■ Material
--- START ---
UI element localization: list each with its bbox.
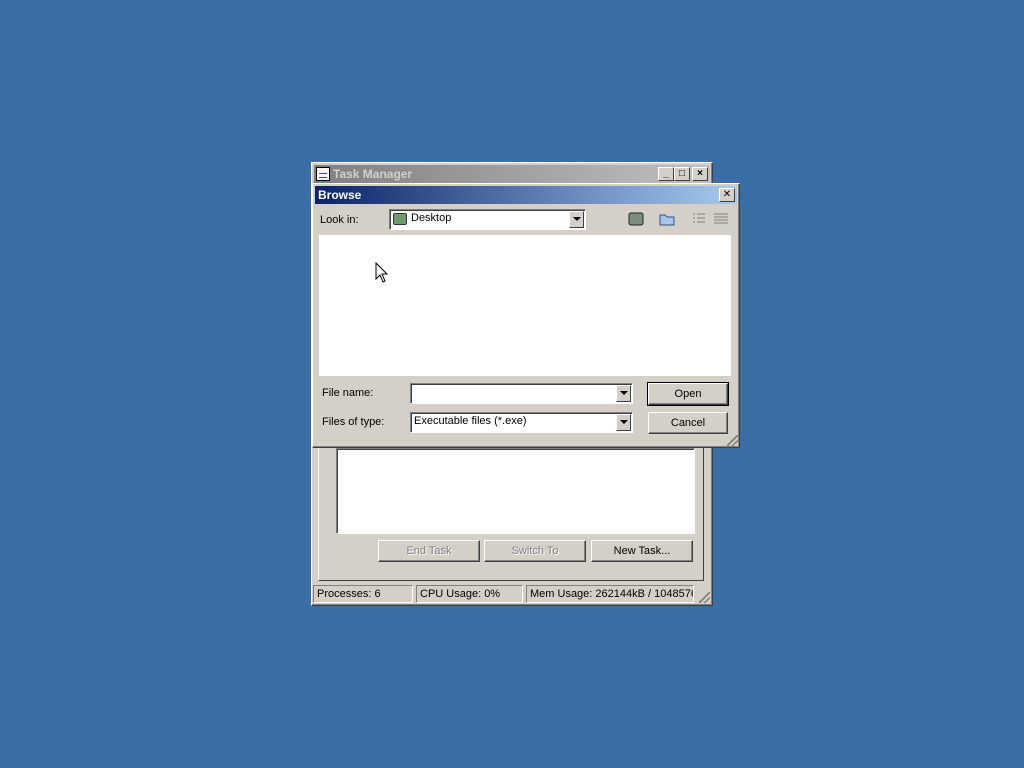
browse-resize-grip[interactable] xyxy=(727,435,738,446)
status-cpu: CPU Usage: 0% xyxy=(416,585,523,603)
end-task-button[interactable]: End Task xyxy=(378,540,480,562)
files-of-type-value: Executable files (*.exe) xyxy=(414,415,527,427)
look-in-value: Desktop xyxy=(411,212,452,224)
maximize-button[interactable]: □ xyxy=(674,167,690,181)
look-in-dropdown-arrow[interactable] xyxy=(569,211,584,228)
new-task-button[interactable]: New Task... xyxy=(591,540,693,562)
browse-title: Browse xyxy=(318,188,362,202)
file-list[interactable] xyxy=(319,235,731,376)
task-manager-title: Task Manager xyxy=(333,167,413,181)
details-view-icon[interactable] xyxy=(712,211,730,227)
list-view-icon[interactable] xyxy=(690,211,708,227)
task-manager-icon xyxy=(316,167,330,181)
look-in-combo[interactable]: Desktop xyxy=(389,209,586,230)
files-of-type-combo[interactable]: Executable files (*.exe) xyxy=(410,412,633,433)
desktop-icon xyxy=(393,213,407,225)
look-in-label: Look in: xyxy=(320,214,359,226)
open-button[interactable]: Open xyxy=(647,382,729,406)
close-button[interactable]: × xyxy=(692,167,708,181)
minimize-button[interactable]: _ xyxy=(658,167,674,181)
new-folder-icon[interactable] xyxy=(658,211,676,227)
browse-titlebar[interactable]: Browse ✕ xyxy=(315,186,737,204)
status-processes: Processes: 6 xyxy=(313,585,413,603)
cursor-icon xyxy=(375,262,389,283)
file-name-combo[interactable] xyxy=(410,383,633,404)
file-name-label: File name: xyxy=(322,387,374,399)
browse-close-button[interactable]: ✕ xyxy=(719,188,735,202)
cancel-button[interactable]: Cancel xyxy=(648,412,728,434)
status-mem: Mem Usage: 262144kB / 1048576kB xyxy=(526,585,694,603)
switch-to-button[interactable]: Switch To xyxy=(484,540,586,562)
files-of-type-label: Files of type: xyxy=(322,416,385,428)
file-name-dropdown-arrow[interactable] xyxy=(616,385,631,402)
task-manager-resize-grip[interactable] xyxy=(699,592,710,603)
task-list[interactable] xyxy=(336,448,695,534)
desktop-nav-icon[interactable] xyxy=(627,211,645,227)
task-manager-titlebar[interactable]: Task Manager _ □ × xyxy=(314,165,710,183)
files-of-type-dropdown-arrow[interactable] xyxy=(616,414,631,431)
--- END ---
--- START ---
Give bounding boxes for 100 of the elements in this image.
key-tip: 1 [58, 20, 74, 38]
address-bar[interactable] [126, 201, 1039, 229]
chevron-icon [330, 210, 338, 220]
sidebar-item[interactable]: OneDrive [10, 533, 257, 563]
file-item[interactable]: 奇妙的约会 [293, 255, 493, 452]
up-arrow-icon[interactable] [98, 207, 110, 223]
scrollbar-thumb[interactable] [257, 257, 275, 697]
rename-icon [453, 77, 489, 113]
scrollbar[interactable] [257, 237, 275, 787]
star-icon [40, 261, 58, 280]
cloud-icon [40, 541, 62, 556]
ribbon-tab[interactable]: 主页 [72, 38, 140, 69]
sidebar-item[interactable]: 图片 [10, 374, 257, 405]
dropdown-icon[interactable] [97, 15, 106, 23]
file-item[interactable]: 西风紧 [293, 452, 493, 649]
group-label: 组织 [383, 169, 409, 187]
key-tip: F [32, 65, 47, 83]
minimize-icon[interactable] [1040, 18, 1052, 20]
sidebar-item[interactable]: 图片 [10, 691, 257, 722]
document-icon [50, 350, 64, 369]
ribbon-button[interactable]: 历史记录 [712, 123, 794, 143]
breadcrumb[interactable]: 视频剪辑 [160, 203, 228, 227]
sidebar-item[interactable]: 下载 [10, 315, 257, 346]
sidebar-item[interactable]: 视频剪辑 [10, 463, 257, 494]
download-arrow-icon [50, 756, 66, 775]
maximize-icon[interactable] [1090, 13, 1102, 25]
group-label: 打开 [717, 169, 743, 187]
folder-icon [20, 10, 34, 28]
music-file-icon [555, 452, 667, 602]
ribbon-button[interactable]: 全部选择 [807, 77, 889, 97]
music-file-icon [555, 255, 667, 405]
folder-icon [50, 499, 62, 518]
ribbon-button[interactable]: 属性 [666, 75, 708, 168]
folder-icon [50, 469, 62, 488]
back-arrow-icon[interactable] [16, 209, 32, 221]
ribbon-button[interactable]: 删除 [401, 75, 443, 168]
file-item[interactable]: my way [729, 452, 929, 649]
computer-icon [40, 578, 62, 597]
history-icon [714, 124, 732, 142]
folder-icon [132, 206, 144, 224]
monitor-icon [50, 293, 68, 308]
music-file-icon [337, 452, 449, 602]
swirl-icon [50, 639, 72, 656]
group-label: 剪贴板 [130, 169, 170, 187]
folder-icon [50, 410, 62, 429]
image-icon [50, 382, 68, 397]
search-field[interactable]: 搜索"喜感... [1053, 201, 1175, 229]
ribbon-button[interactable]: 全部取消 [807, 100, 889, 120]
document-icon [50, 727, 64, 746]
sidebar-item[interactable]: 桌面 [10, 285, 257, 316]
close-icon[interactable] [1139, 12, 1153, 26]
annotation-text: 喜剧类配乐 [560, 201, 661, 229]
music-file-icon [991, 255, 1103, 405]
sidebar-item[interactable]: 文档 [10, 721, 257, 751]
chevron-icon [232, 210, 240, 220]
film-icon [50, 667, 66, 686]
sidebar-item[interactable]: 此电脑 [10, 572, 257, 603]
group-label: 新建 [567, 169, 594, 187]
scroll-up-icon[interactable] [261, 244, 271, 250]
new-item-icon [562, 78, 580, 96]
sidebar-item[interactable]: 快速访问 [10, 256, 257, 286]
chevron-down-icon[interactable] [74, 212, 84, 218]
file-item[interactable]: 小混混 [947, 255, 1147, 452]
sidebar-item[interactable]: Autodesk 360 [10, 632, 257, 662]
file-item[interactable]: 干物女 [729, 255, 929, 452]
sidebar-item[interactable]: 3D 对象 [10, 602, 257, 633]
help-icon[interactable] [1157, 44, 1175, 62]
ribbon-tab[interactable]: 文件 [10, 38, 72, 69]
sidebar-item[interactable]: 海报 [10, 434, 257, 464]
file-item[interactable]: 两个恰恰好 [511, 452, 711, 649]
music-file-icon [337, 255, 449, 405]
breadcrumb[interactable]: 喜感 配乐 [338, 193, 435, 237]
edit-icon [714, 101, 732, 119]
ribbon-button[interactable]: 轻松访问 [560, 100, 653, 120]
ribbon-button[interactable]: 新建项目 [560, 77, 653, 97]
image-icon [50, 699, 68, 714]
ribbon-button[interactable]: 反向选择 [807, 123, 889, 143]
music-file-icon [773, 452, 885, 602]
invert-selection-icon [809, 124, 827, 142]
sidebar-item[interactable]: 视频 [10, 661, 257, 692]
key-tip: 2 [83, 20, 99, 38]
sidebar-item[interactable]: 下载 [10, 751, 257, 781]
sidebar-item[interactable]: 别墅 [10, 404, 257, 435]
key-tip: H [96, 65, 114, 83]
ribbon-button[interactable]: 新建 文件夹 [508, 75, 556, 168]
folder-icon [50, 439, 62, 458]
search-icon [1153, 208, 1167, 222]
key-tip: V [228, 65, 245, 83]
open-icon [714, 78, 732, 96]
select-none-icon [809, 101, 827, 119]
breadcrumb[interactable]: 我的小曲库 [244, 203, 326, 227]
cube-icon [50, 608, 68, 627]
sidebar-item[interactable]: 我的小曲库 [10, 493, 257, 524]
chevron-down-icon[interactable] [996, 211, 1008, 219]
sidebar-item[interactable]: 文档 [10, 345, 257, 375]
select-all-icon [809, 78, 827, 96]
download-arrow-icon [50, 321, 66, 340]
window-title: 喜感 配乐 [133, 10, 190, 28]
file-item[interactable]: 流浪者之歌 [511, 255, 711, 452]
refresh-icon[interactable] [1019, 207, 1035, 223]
--- END ---
--- START ---
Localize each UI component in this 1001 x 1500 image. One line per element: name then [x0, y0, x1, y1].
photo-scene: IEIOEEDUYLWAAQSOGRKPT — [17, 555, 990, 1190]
--- END ---
■ Written request
Rename "Desktop" to "Documents" in everything from the line containing "UI element localization: list" down to the line containing "look-in-value: Desktop xyxy=(411,212,452,224)", and reproduce those lines otherwise unchanged, leaving out the pictures.

■ Final result
UI element localization: list each with its bbox.
browse-resize-grip[interactable] xyxy=(727,435,738,446)
status-cpu: CPU Usage: 0% xyxy=(416,585,523,603)
end-task-button[interactable]: End Task xyxy=(378,540,480,562)
files-of-type-value: Executable files (*.exe) xyxy=(414,415,527,427)
look-in-value: Documents xyxy=(411,212,452,224)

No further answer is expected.